**Work to be completed**
Every line of the data must be copied exactly.

**Records for this task**

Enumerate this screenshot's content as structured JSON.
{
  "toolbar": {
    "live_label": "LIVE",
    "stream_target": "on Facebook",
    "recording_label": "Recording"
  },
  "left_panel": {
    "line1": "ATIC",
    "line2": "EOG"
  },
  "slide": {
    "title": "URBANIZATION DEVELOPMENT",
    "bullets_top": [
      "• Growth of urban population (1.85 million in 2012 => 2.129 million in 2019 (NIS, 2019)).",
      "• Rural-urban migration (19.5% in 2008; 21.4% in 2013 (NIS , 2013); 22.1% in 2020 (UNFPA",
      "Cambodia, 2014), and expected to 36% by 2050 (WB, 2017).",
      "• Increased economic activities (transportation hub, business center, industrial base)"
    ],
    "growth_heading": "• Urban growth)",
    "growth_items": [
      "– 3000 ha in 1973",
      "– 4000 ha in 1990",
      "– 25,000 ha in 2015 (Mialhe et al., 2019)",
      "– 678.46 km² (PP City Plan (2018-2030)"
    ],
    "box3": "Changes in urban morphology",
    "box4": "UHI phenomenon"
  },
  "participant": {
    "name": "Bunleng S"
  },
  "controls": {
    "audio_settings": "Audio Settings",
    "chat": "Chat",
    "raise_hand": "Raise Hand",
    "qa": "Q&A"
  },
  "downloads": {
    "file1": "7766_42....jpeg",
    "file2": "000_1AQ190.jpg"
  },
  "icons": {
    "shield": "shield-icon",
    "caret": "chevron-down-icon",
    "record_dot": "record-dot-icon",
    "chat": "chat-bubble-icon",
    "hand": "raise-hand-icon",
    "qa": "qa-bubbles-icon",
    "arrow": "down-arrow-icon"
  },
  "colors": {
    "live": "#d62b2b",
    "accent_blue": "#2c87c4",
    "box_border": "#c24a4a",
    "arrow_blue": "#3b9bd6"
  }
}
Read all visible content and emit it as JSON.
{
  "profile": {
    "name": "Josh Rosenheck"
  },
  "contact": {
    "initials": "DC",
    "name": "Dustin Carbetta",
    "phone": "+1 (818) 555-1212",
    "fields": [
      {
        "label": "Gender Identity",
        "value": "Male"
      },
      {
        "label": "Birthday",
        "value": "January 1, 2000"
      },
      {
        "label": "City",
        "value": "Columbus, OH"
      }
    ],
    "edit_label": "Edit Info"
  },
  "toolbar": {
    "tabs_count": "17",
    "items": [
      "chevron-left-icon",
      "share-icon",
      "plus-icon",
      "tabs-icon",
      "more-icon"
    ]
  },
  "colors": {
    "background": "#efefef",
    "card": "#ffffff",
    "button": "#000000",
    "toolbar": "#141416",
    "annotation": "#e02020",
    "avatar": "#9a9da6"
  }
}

**Written solution**
Enumerate this screenshot's content as structured JSON.
{
  "toolbar": {
    "live_label": "LIVE",
    "stream_target": "on Facebook",
    "recording_label": "Recording"
  },
  "left_panel": {
    "line1": "ATIC",
    "line2": "EOG"
  },
  "slide": {
    "title": "URBANIZATION DEVELOPMENT",
    "bullets_top": [
      "• Growth of urban population (1.85 million in 2012 => 2.129 million in 2019 (NIS, 2019)).",
      "• Rural-urban migration (19.5% in 2008; 21.4% in 2013 (NIS , 2013); 22.1% in 2020 (UNFPA",
      "Cambodia, 2014), and expected to 36% by 2050 (WB, 2017).",
      "• Increased economic activities (transportation hub, business center, industrial base)"
    ],
    "growth_heading": "• Urban growth)",
    "growth_items": [
      "– 3000 ha in 1973",
      "– 4000 ha in 1990",
      "– 25,000 ha in 2015 (Mialhe et al., 2019)",
      "– 678.46 km² (PP City Plan (2018-2030)"
    ],
    "box3": "Changes in urban morphology",
    "box4": "UHI phenomenon"
  },
  "participant": {
    "name": "Bunleng S"
  },
  "controls": {
    "audio_settings": "Audio Settings",
    "chat": "Chat",
    "raise_hand": "Raise Hand",
    "qa": "Q&A"
  },
  "downloads": {
    "file1": "7766_42....jpeg",
    "file2": "000_1AQ190.jpg"
  },
  "icons": {
    "shield": "shield-icon",
    "caret": "chevron-down-icon",
    "record_dot": "record-dot-icon",
    "chat": "chat-bubble-icon",
    "hand": "raise-hand-icon",
    "qa": "qa-bubbles-icon",
    "arrow": "down-arrow-icon"
  },
  "colors": {
    "live": "#d62b2b",
    "accent_blue": "#2c87c4",
    "box_border": "#c24a4a",
    "arrow_blue": "#3b9bd6"
  }
}
Read all visible content and emit it as JSON.
{
  "profile": {
    "name": "Josh Rosenheck"
  },
  "contact": {
    "initials": "DC",
    "name": "Dustin Carbetta",
    "phone": "+1 (818) 555-1212",
    "fields": [
      {
        "label": "Gender Identity",
        "value": "Male"
      },
      {
        "label": "Birthday",
        "value": "January 1, 2000"
      },
      {
        "label": "City",
        "value": "Columbus, OH"
      }
    ],
    "edit_label": "Edit Info"
  },
  "toolbar": {
    "tabs_count": "17",
    "items": [
      "chevron-left-icon",
      "share-icon",
      "plus-icon",
      "tabs-icon",
      "more-icon"
    ]
  },
  "colors": {
    "background": "#efefef",
    "card": "#ffffff",
    "button": "#000000",
    "toolbar": "#141416",
    "annotation": "#e02020",
    "avatar": "#9a9da6"
  }
}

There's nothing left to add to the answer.